Only the pictures stay out; every record is to be quoted exactly.

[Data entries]
=-=-=-=-=

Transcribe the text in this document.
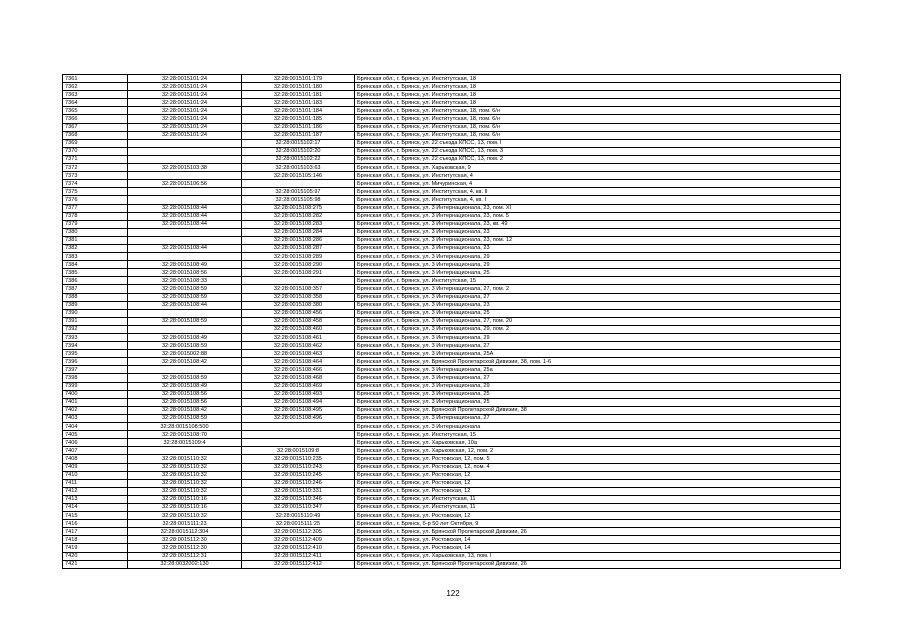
7361	32:28:0015101:24	32:28:0015101:179	Брянская обл., г. Брянск, ул. Институтская, 18
7362	32:28:0015101:24	32:28:0015101:180	Брянская обл., г. Брянск, ул. Институтская, 18
7363	32:28:0015101:24	32:28:0015101:181	Брянская обл., г. Брянск, ул. Институтская, 18
7364	32:28:0015101:24	32:28:0015101:183	Брянская обл., г. Брянск, ул. Институтская, 18
7365	32:28:0015101:24	32:28:0015101:184	Брянская обл., г. Брянск, ул. Институтская, 18, пом. 6/н
7366	32:28:0015101:24	32:28:0015101:185	Брянская обл., г. Брянск, ул. Институтская, 18, пом. 6/н
7367	32:28:0015101:24	32:28:0015101:186	Брянская обл., г. Брянск, ул. Институтская, 18, пом. 6/н
7368	32:28:0015101:24	32:28:0015101:187	Брянская обл., г. Брянск, ул. Институтская, 18, пом. 6/н
7369		32:28:0015102:17	Брянская обл., г. Брянск, ул. 22 съезда КПСС, 13, пом. I
7370		32:28:0015102:20	Брянская обл., г. Брянск, ул. 22 съезда КПСС, 13, пом. 3
7371		32:28:0015102:22	Брянская обл., г. Брянск, ул. 22 съезда КПСС, 13, пом. 2
7372	32:28:0015103:38	32:28:0015103:63	Брянская обл., г. Брянск, ул. Харьковская, 9
7373		32:28:0015105:146	Брянская обл., г. Брянск, ул. Институтская, 4
7374	32:28:0015106:56		Брянская обл., г. Брянск, ул. Мичуринская, 4
7375		32:28:0015105:97	Брянская обл., г. Брянск, ул. Институтская, 4, кв. II
7376		32:28:0015105:98	Брянская обл., г. Брянск, ул. Институтская, 4, кв. I
7377	32:28:0015108:44	32:28:0015108:275	Брянская обл., г. Брянск, ул. 3 Интернационала, 23, пом. XI
7378	32:28:0015108:44	32:28:0015108:282	Брянская обл., г. Брянск, ул. 3 Интернационала, 23, пом. 5
7379	32:28:0015108:44	32:28:0015108:283	Брянская обл., г. Брянск, ул. 3 Интернационала, 23, кв. 49
7380		32:28:0015108:284	Брянская обл., г. Брянск, ул. 3 Интернационала, 23
7381		32:28:0015108:286	Брянская обл., г. Брянск, ул. 3 Интернационала, 23, пом. 12
7382	32:28:0015108:44	32:28:0015108:287	Брянская обл., г. Брянск, ул. 3 Интернационала, 23
7383		32:28:0015108:289	Брянская обл., г. Брянск, ул. 3 Интернационала, 29
7384	32:28:0015108:49	32:28:0015108:290	Брянская обл., г. Брянск, ул. 3 Интернационала, 29
7385	32:28:0015108:56	32:28:0015108:291	Брянская обл., г. Брянск, ул. 3 Интернационала, 25
7386	32:28:0015108:33		Брянская обл., г. Брянск, ул. Институтская, 15
7387	32:28:0015108:59	32:28:0015108:357	Брянская обл., г. Брянск, ул. 3 Интернационала, 27, пом. 2
7388	32:28:0015108:59	32:28:0015108:358	Брянская обл., г. Брянск, ул. 3 Интернационала, 27
7389	32:28:0015108:44	32:28:0015108:380	Брянская обл., г. Брянск, ул. 3 Интернационала, 23
7390		32:28:0015108:456	Брянская обл., г. Брянск, ул. 3 Интернационала, 25
7391	32:28:0015108:59	32:28:0015108:458	Брянская обл., г. Брянск, ул. 3 Интернационала, 27, пом. 20
7392		32:28:0015108:460	Брянская обл., г. Брянск, ул. 3 Интернационала, 29, пом. 2
7393	32:28:0015108:49	32:28:0015108:461	Брянская обл., г. Брянск, ул. 3 Интернационала, 29
7394	32:28:0015108:59	32:28:0015108:462	Брянская обл., г. Брянск, ул. 3 Интернационала, 27
7395	32:28:0015002:88	32:28:0015108:463	Брянская обл., г. Брянск, ул. 3 Интернационала, 25А
7396	32:28:0015108:42	32:28:0015108:464	Брянская обл., г. Брянск, ул. Брянской Пролетарской Дивизии, 38, пом. 1-6
7397		32:28:0015108:466	Брянская обл., г. Брянск, ул. 3 Интернационала, 25а
7398	32:28:0015108:59	32:28:0015108:468	Брянская обл., г. Брянск, ул. 3 Интернационала, 27
7399	32:28:0015108:49	32:28:0015108:469	Брянская обл., г. Брянск, ул. 3 Интернационала, 29
7400	32:28:0015108:56	32:28:0015108:493	Брянская обл., г. Брянск, ул. 3 Интернационала, 25
7401	32:28:0015108:56	32:28:0015108:494	Брянская обл., г. Брянск, ул. 3 Интернационала, 25
7402	32:28:0015108:42	32:28:0015108:495	Брянская обл., г. Брянск, ул. Брянской Пролетарской Дивизии, 38
7403	32:28:0015108:59	32:28:0015108:496	Брянская обл., г. Брянск, ул. 3 Интернационала, 27
7404	32:28:0015108:500		Брянская обл., г. Брянск, ул. 3 Интернационала
7405	32:28:0015108:70		Брянская обл., г. Брянск, ул. Институтская, 15
7406	32:28:0015109:4		Брянская обл., г. Брянск, ул. Харьковская, 10а
7407		32:28:0015109:8	Брянская обл., г. Брянск, ул. Харьковская, 12, пом. 2
7408	32:28:0015110:32	32:28:0015110:235	Брянская обл., г. Брянск, ул. Ростовская, 12, пом. 5
7409	32:28:0015110:32	32:28:0015110:243	Брянская обл., г. Брянск, ул. Ростовская, 12, пом. 4
7410	32:28:0015110:32	32:28:0015110:245	Брянская обл., г. Брянск, ул. Ростовская, 12
7411	32:28:0015110:32	32:28:0015110:246	Брянская обл., г. Брянск, ул. Ростовская, 12
7412	32:28:0015110:32	32:28:0015110:331	Брянская обл., г. Брянск, ул. Ростовская, 12
7413	32:28:0015110:16	32:28:0015110:346	Брянская обл., г. Брянск, ул. Институтская, 11
7414	32:28:0015110:16	32:28:0015110:347	Брянская обл., г. Брянск, ул. Институтская, 11
7415	32:28:0015110:32	32:28:0015110:49	Брянская обл., г. Брянск, ул. Ростовская, 12
7416	32:28:0015111:23	32:28:0015111:25	Брянская обл., г. Брянск, б-р 50 лет Октября, 9
7417	32:28:0015112:304	32:28:0015112:305	Брянская обл., г. Брянск, ул. Брянской Пролетарской Дивизии, 26
7418	32:28:0015112:30	32:28:0015112:409	Брянская обл., г. Брянск, ул. Ростовская, 14
7419	32:28:0015112:30	32:28:0015112:410	Брянская обл., г. Брянск, ул. Ростовская, 14
7420	32:28:0015112:31	32:28:0015112:411	Брянская обл., г. Брянск, ул. Харьковская, 13, пом. I
7421	32:28:0032002:130	32:28:0015112:412	Брянская обл., г. Брянск, ул. Брянской Пролетарской Дивизии, 26
122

=-=-=-=-=

Response to this task:
Transcribe the text in this document.
7361	32:28:0015101:24	32:28:0015101:179	Брянская обл., г. Брянск, ул. Институтская, 18
7362	32:28:0015101:24	32:28:0015101:180	Брянская обл., г. Брянск, ул. Институтская, 18
7363	32:28:0015101:24	32:28:0015101:181	Брянская обл., г. Брянск, ул. Институтская, 18
7364	32:28:0015101:24	32:28:0015101:183	Брянская обл., г. Брянск, ул. Институтская, 18
7365	32:28:0015101:24	32:28:0015101:184	Брянская обл., г. Брянск, ул. Институтская, 18, пом. 6/н
7366	32:28:0015101:24	32:28:0015101:185	Брянская обл., г. Брянск, ул. Институтская, 18, пом. 6/н
7367	32:28:0015101:24	32:28:0015101:186	Брянская обл., г. Брянск, ул. Институтская, 18, пом. 6/н
7368	32:28:0015101:24	32:28:0015101:187	Брянская обл., г. Брянск, ул. Институтская, 18, пом. 6/н
7369		32:28:0015102:17	Брянская обл., г. Брянск, ул. 22 съезда КПСС, 13, пом. I
7370		32:28:0015102:20	Брянская обл., г. Брянск, ул. 22 съезда КПСС, 13, пом. 3
7371		32:28:0015102:22	Брянская обл., г. Брянск, ул. 22 съезда КПСС, 13, пом. 2
7372	32:28:0015103:38	32:28:0015103:63	Брянская обл., г. Брянск, ул. Харьковская, 9
7373		32:28:0015105:146	Брянская обл., г. Брянск, ул. Институтская, 4
7374	32:28:0015106:56		Брянская обл., г. Брянск, ул. Мичуринская, 4
7375		32:28:0015105:97	Брянская обл., г. Брянск, ул. Институтская, 4, кв. II
7376		32:28:0015105:98	Брянская обл., г. Брянск, ул. Институтская, 4, кв. I
7377	32:28:0015108:44	32:28:0015108:275	Брянская обл., г. Брянск, ул. 3 Интернационала, 23, пом. XI
7378	32:28:0015108:44	32:28:0015108:282	Брянская обл., г. Брянск, ул. 3 Интернационала, 23, пом. 5
7379	32:28:0015108:44	32:28:0015108:283	Брянская обл., г. Брянск, ул. 3 Интернационала, 23, кв. 49
7380		32:28:0015108:284	Брянская обл., г. Брянск, ул. 3 Интернационала, 23
7381		32:28:0015108:286	Брянская обл., г. Брянск, ул. 3 Интернационала, 23, пом. 12
7382	32:28:0015108:44	32:28:0015108:287	Брянская обл., г. Брянск, ул. 3 Интернационала, 23
7383		32:28:0015108:289	Брянская обл., г. Брянск, ул. 3 Интернационала, 29
7384	32:28:0015108:49	32:28:0015108:290	Брянская обл., г. Брянск, ул. 3 Интернационала, 29
7385	32:28:0015108:56	32:28:0015108:291	Брянская обл., г. Брянск, ул. 3 Интернационала, 25
7386	32:28:0015108:33		Брянская обл., г. Брянск, ул. Институтская, 15
7387	32:28:0015108:59	32:28:0015108:357	Брянская обл., г. Брянск, ул. 3 Интернационала, 27, пом. 2
7388	32:28:0015108:59	32:28:0015108:358	Брянская обл., г. Брянск, ул. 3 Интернационала, 27
7389	32:28:0015108:44	32:28:0015108:380	Брянская обл., г. Брянск, ул. 3 Интернационала, 23
7390		32:28:0015108:456	Брянская обл., г. Брянск, ул. 3 Интернационала, 25
7391	32:28:0015108:59	32:28:0015108:458	Брянская обл., г. Брянск, ул. 3 Интернационала, 27, пом. 20
7392		32:28:0015108:460	Брянская обл., г. Брянск, ул. 3 Интернационала, 29, пом. 2
7393	32:28:0015108:49	32:28:0015108:461	Брянская обл., г. Брянск, ул. 3 Интернационала, 29
7394	32:28:0015108:59	32:28:0015108:462	Брянская обл., г. Брянск, ул. 3 Интернационала, 27
7395	32:28:0015002:88	32:28:0015108:463	Брянская обл., г. Брянск, ул. 3 Интернационала, 25А
7396	32:28:0015108:42	32:28:0015108:464	Брянская обл., г. Брянск, ул. Брянской Пролетарской Дивизии, 38, пом. 1-6
7397		32:28:0015108:466	Брянская обл., г. Брянск, ул. 3 Интернационала, 25а
7398	32:28:0015108:59	32:28:0015108:468	Брянская обл., г. Брянск, ул. 3 Интернационала, 27
7399	32:28:0015108:49	32:28:0015108:469	Брянская обл., г. Брянск, ул. 3 Интернационала, 29
7400	32:28:0015108:56	32:28:0015108:493	Брянская обл., г. Брянск, ул. 3 Интернационала, 25
7401	32:28:0015108:56	32:28:0015108:494	Брянская обл., г. Брянск, ул. 3 Интернационала, 25
7402	32:28:0015108:42	32:28:0015108:495	Брянская обл., г. Брянск, ул. Брянской Пролетарской Дивизии, 38
7403	32:28:0015108:59	32:28:0015108:496	Брянская обл., г. Брянск, ул. 3 Интернационала, 27
7404	32:28:0015108:500		Брянская обл., г. Брянск, ул. 3 Интернационала
7405	32:28:0015108:70		Брянская обл., г. Брянск, ул. Институтская, 15
7406	32:28:0015109:4		Брянская обл., г. Брянск, ул. Харьковская, 10а
7407		32:28:0015109:8	Брянская обл., г. Брянск, ул. Харьковская, 12, пом. 2
7408	32:28:0015110:32	32:28:0015110:235	Брянская обл., г. Брянск, ул. Ростовская, 12, пом. 5
7409	32:28:0015110:32	32:28:0015110:243	Брянская обл., г. Брянск, ул. Ростовская, 12, пом. 4
7410	32:28:0015110:32	32:28:0015110:245	Брянская обл., г. Брянск, ул. Ростовская, 12
7411	32:28:0015110:32	32:28:0015110:246	Брянская обл., г. Брянск, ул. Ростовская, 12
7412	32:28:0015110:32	32:28:0015110:331	Брянская обл., г. Брянск, ул. Ростовская, 12
7413	32:28:0015110:16	32:28:0015110:346	Брянская обл., г. Брянск, ул. Институтская, 11
7414	32:28:0015110:16	32:28:0015110:347	Брянская обл., г. Брянск, ул. Институтская, 11
7415	32:28:0015110:32	32:28:0015110:49	Брянская обл., г. Брянск, ул. Ростовская, 12
7416	32:28:0015111:23	32:28:0015111:25	Брянская обл., г. Брянск, б-р 50 лет Октября, 9
7417	32:28:0015112:304	32:28:0015112:305	Брянская обл., г. Брянск, ул. Брянской Пролетарской Дивизии, 26
7418	32:28:0015112:30	32:28:0015112:409	Брянская обл., г. Брянск, ул. Ростовская, 14
7419	32:28:0015112:30	32:28:0015112:410	Брянская обл., г. Брянск, ул. Ростовская, 14
7420	32:28:0015112:31	32:28:0015112:411	Брянская обл., г. Брянск, ул. Харьковская, 13, пом. I
7421	32:28:0032002:130	32:28:0015112:412	Брянская обл., г. Брянск, ул. Брянской Пролетарской Дивизии, 26
122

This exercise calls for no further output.